- **Your task**
Write out all entries word for word.
━━━━━━━━
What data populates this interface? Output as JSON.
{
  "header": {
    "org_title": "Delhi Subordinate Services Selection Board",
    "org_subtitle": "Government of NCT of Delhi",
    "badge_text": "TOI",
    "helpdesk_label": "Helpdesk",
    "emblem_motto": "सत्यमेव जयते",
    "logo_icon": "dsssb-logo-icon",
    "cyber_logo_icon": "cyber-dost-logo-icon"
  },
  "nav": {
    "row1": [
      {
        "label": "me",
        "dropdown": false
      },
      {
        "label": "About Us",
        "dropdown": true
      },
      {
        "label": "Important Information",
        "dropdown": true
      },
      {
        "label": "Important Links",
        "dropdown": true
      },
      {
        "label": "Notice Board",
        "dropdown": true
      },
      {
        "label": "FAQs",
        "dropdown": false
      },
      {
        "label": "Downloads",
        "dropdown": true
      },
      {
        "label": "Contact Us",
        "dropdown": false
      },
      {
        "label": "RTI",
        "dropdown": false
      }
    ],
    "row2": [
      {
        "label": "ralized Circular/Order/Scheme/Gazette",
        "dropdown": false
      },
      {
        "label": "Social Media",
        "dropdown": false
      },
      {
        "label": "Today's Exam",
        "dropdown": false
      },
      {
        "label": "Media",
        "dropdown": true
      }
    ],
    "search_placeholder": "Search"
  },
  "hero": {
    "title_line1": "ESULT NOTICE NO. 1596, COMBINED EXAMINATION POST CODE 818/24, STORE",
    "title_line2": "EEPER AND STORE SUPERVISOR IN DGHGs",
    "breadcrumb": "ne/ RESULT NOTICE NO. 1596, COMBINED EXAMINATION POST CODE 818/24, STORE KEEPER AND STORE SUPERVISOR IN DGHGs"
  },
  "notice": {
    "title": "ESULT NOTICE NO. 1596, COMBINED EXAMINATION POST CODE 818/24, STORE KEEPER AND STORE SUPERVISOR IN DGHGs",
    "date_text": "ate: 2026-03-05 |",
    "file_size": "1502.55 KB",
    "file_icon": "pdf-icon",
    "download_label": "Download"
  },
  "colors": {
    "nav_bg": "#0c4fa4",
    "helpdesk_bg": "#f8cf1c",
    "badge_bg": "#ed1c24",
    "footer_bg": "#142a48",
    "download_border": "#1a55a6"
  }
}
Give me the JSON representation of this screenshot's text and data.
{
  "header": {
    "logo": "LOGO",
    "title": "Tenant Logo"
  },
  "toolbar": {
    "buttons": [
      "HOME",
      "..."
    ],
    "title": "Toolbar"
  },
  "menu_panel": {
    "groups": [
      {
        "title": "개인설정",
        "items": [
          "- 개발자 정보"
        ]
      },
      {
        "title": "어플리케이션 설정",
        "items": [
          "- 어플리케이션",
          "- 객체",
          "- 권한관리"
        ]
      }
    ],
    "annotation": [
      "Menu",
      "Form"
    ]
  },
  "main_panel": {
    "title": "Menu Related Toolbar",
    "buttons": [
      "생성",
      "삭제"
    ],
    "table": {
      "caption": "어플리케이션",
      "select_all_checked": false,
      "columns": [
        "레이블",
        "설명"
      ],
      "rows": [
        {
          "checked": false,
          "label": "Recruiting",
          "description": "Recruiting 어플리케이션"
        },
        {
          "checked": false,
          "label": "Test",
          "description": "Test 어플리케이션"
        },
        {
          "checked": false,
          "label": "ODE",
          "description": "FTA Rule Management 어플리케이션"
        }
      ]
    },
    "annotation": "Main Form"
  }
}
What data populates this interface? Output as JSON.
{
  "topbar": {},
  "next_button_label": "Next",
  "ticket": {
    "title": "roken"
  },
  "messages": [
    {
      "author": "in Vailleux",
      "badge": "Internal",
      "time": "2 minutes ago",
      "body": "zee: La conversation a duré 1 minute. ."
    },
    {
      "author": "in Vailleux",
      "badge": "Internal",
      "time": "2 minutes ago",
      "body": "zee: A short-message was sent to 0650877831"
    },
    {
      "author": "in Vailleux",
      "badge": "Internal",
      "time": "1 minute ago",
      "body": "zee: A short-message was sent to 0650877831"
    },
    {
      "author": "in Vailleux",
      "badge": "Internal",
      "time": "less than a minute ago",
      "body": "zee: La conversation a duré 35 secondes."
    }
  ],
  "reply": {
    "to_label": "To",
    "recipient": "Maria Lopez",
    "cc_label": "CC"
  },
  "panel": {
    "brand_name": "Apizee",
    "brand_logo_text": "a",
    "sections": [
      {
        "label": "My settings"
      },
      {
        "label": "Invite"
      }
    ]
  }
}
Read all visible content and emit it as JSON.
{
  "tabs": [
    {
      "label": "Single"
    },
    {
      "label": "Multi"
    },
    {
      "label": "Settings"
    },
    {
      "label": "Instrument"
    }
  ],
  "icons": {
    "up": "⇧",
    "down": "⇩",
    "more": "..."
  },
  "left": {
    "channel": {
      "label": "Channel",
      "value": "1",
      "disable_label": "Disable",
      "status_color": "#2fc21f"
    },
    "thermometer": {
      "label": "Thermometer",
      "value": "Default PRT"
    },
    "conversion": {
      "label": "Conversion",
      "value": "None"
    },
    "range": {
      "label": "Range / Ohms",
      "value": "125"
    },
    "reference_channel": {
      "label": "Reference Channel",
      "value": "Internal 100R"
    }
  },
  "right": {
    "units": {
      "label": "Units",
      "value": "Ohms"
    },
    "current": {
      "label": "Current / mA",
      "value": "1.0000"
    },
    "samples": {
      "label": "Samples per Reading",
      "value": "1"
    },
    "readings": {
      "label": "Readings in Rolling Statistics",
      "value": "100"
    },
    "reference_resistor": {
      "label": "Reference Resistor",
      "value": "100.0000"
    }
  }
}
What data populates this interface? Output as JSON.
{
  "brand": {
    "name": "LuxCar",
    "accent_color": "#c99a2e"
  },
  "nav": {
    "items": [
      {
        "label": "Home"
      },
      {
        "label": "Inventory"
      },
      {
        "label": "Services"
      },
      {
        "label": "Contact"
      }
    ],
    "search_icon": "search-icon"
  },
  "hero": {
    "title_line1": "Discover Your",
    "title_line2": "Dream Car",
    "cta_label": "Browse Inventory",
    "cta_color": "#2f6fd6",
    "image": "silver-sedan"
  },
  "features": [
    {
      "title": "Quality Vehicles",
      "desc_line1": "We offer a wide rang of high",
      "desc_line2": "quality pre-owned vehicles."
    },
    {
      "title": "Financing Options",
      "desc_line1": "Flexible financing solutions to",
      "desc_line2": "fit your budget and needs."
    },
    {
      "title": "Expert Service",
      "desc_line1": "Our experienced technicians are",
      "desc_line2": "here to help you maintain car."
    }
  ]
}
━━━━━━━━
- **Complete response**
What data populates this interface? Output as JSON.
{
  "header": {
    "org_title": "Delhi Subordinate Services Selection Board",
    "org_subtitle": "Government of NCT of Delhi",
    "badge_text": "TOI",
    "helpdesk_label": "Helpdesk",
    "emblem_motto": "सत्यमेव जयते",
    "logo_icon": "dsssb-logo-icon",
    "cyber_logo_icon": "cyber-dost-logo-icon"
  },
  "nav": {
    "row1": [
      {
        "label": "me",
        "dropdown": false
      },
      {
        "label": "About Us",
        "dropdown": true
      },
      {
        "label": "Important Information",
        "dropdown": true
      },
      {
        "label": "Important Links",
        "dropdown": true
      },
      {
        "label": "Notice Board",
        "dropdown": true
      },
      {
        "label": "FAQs",
        "dropdown": false
      },
      {
        "label": "Downloads",
        "dropdown": true
      },
      {
        "label": "Contact Us",
        "dropdown": false
      },
      {
        "label": "RTI",
        "dropdown": false
      }
    ],
    "row2": [
      {
        "label": "ralized Circular/Order/Scheme/Gazette",
        "dropdown": false
      },
      {
        "label": "Social Media",
        "dropdown": false
      },
      {
        "label": "Today's Exam",
        "dropdown": false
      },
      {
        "label": "Media",
        "dropdown": true
      }
    ],
    "search_placeholder": "Search"
  },
  "hero": {
    "title_line1": "ESULT NOTICE NO. 1596, COMBINED EXAMINATION POST CODE 818/24, STORE",
    "title_line2": "EEPER AND STORE SUPERVISOR IN DGHGs",
    "breadcrumb": "ne/ RESULT NOTICE NO. 1596, COMBINED EXAMINATION POST CODE 818/24, STORE KEEPER AND STORE SUPERVISOR IN DGHGs"
  },
  "notice": {
    "title": "ESULT NOTICE NO. 1596, COMBINED EXAMINATION POST CODE 818/24, STORE KEEPER AND STORE SUPERVISOR IN DGHGs",
    "date_text": "ate: 2026-03-05 |",
    "file_size": "1502.55 KB",
    "file_icon": "pdf-icon",
    "download_label": "Download"
  },
  "colors": {
    "nav_bg": "#0c4fa4",
    "helpdesk_bg": "#f8cf1c",
    "badge_bg": "#ed1c24",
    "footer_bg": "#142a48",
    "download_border": "#1a55a6"
  }
}
Give me the JSON representation of this screenshot's text and data.
{
  "header": {
    "logo": "LOGO",
    "title": "Tenant Logo"
  },
  "toolbar": {
    "buttons": [
      "HOME",
      "..."
    ],
    "title": "Toolbar"
  },
  "menu_panel": {
    "groups": [
      {
        "title": "개인설정",
        "items": [
          "- 개발자 정보"
        ]
      },
      {
        "title": "어플리케이션 설정",
        "items": [
          "- 어플리케이션",
          "- 객체",
          "- 권한관리"
        ]
      }
    ],
    "annotation": [
      "Menu",
      "Form"
    ]
  },
  "main_panel": {
    "title": "Menu Related Toolbar",
    "buttons": [
      "생성",
      "삭제"
    ],
    "table": {
      "caption": "어플리케이션",
      "select_all_checked": false,
      "columns": [
        "레이블",
        "설명"
      ],
      "rows": [
        {
          "checked": false,
          "label": "Recruiting",
          "description": "Recruiting 어플리케이션"
        },
        {
          "checked": false,
          "label": "Test",
          "description": "Test 어플리케이션"
        },
        {
          "checked": false,
          "label": "ODE",
          "description": "FTA Rule Management 어플리케이션"
        }
      ]
    },
    "annotation": "Main Form"
  }
}
What data populates this interface? Output as JSON.
{
  "topbar": {},
  "next_button_label": "Next",
  "ticket": {
    "title": "roken"
  },
  "messages": [
    {
      "author": "in Vailleux",
      "badge": "Internal",
      "time": "2 minutes ago",
      "body": "zee: La conversation a duré 1 minute. ."
    },
    {
      "author": "in Vailleux",
      "badge": "Internal",
      "time": "2 minutes ago",
      "body": "zee: A short-message was sent to 0650877831"
    },
    {
      "author": "in Vailleux",
      "badge": "Internal",
      "time": "1 minute ago",
      "body": "zee: A short-message was sent to 0650877831"
    },
    {
      "author": "in Vailleux",
      "badge": "Internal",
      "time": "less than a minute ago",
      "body": "zee: La conversation a duré 35 secondes."
    }
  ],
  "reply": {
    "to_label": "To",
    "recipient": "Maria Lopez",
    "cc_label": "CC"
  },
  "panel": {
    "brand_name": "Apizee",
    "brand_logo_text": "a",
    "sections": [
      {
        "label": "My settings"
      },
      {
        "label": "Invite"
      }
    ]
  }
}
Read all visible content and emit it as JSON.
{
  "tabs": [
    {
      "label": "Single"
    },
    {
      "label": "Multi"
    },
    {
      "label": "Settings"
    },
    {
      "label": "Instrument"
    }
  ],
  "icons": {
    "up": "⇧",
    "down": "⇩",
    "more": "..."
  },
  "left": {
    "channel": {
      "label": "Channel",
      "value": "1",
      "disable_label": "Disable",
      "status_color": "#2fc21f"
    },
    "thermometer": {
      "label": "Thermometer",
      "value": "Default PRT"
    },
    "conversion": {
      "label": "Conversion",
      "value": "None"
    },
    "range": {
      "label": "Range / Ohms",
      "value": "125"
    },
    "reference_channel": {
      "label": "Reference Channel",
      "value": "Internal 100R"
    }
  },
  "right": {
    "units": {
      "label": "Units",
      "value": "Ohms"
    },
    "current": {
      "label": "Current / mA",
      "value": "1.0000"
    },
    "samples": {
      "label": "Samples per Reading",
      "value": "1"
    },
    "readings": {
      "label": "Readings in Rolling Statistics",
      "value": "100"
    },
    "reference_resistor": {
      "label": "Reference Resistor",
      "value": "100.0000"
    }
  }
}
What data populates this interface? Output as JSON.
{
  "brand": {
    "name": "LuxCar",
    "accent_color": "#c99a2e"
  },
  "nav": {
    "items": [
      {
        "label": "Home"
      },
      {
        "label": "Inventory"
      },
      {
        "label": "Services"
      },
      {
        "label": "Contact"
      }
    ],
    "search_icon": "search-icon"
  },
  "hero": {
    "title_line1": "Discover Your",
    "title_line2": "Dream Car",
    "cta_label": "Browse Inventory",
    "cta_color": "#2f6fd6",
    "image": "silver-sedan"
  },
  "features": [
    {
      "title": "Quality Vehicles",
      "desc_line1": "We offer a wide rang of high",
      "desc_line2": "quality pre-owned vehicles."
    },
    {
      "title": "Financing Options",
      "desc_line1": "Flexible financing solutions to",
      "desc_line2": "fit your budget and needs."
    },
    {
      "title": "Expert Service",
      "desc_line1": "Our experienced technicians are",
      "desc_line2": "here to help you maintain car."
    }
  ]
}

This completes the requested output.